Collected data entries
------------

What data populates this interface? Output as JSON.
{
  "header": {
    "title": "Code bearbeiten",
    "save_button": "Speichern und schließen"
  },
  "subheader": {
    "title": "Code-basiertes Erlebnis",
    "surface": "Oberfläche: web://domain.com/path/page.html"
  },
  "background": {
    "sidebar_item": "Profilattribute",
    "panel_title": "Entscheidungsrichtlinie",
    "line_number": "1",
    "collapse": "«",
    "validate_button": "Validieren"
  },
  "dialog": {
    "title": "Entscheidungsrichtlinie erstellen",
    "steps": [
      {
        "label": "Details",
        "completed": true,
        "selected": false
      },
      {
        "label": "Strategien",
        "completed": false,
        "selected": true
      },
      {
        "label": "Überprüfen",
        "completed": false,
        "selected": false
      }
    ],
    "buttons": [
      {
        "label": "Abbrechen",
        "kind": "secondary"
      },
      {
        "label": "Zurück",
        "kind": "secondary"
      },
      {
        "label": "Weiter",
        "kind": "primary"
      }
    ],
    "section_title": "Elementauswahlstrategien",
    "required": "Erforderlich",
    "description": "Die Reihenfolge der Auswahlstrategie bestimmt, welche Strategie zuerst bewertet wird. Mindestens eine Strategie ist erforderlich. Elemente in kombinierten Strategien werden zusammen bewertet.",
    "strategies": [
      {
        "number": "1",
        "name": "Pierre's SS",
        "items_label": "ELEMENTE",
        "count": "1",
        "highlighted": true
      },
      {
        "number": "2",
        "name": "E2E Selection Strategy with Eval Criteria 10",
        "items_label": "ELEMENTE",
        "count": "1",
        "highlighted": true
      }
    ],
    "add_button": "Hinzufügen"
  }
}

------------

■ **PROBLEM TO WORK ON**:
How many lines of the data contain the word "name"? Answer with the number alone.

■ **ANSWER**:
2